Data entries
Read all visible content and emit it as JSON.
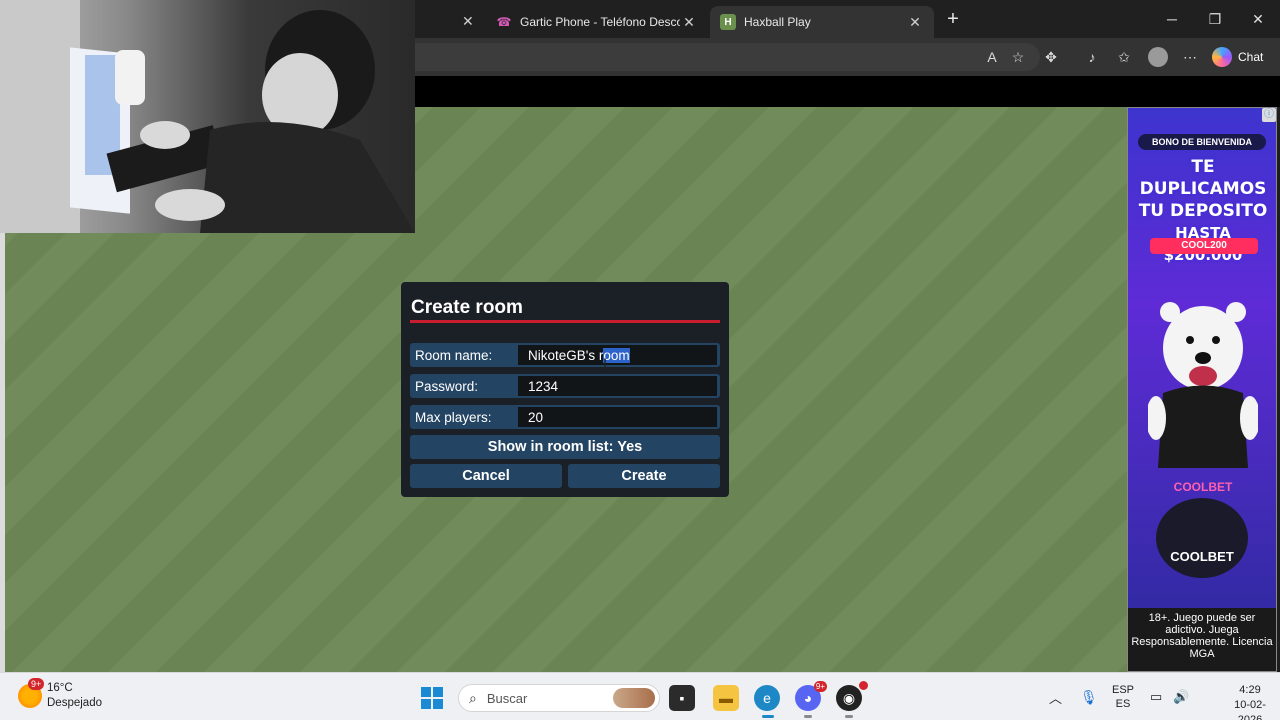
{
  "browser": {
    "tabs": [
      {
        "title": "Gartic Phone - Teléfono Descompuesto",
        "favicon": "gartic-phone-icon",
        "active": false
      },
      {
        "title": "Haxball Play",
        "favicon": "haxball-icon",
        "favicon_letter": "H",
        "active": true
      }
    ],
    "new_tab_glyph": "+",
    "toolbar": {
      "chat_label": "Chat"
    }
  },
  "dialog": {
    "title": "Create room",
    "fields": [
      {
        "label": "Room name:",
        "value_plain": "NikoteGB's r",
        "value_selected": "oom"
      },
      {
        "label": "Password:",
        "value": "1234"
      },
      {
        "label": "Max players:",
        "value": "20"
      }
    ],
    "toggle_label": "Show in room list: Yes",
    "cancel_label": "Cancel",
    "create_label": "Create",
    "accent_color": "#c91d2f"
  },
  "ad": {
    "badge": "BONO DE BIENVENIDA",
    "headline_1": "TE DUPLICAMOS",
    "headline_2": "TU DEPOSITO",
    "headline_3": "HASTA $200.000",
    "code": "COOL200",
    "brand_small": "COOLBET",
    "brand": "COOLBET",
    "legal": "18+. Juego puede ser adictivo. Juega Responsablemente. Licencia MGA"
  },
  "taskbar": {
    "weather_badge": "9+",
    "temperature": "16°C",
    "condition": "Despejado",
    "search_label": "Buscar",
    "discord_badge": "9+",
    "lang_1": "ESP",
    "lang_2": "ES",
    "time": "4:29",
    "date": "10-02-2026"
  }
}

● **REQUIRED WORK**
Leave out the pictures and return every record word for word.

● **WRITTEN RESPONSE**
Read all visible content and emit it as JSON.
{
  "browser": {
    "tabs": [
      {
        "title": "Gartic Phone - Teléfono Descompuesto",
        "favicon": "gartic-phone-icon",
        "active": false
      },
      {
        "title": "Haxball Play",
        "favicon": "haxball-icon",
        "favicon_letter": "H",
        "active": true
      }
    ],
    "new_tab_glyph": "+",
    "toolbar": {
      "chat_label": "Chat"
    }
  },
  "dialog": {
    "title": "Create room",
    "fields": [
      {
        "label": "Room name:",
        "value_plain": "NikoteGB's r",
        "value_selected": "oom"
      },
      {
        "label": "Password:",
        "value": "1234"
      },
      {
        "label": "Max players:",
        "value": "20"
      }
    ],
    "toggle_label": "Show in room list: Yes",
    "cancel_label": "Cancel",
    "create_label": "Create",
    "accent_color": "#c91d2f"
  },
  "ad": {
    "badge": "BONO DE BIENVENIDA",
    "headline_1": "TE DUPLICAMOS",
    "headline_2": "TU DEPOSITO",
    "headline_3": "HASTA $200.000",
    "code": "COOL200",
    "brand_small": "COOLBET",
    "brand": "COOLBET",
    "legal": "18+. Juego puede ser adictivo. Juega Responsablemente. Licencia MGA"
  },
  "taskbar": {
    "weather_badge": "9+",
    "temperature": "16°C",
    "condition": "Despejado",
    "search_label": "Buscar",
    "discord_badge": "9+",
    "lang_1": "ESP",
    "lang_2": "ES",
    "time": "4:29",
    "date": "10-02-2026"
  }
}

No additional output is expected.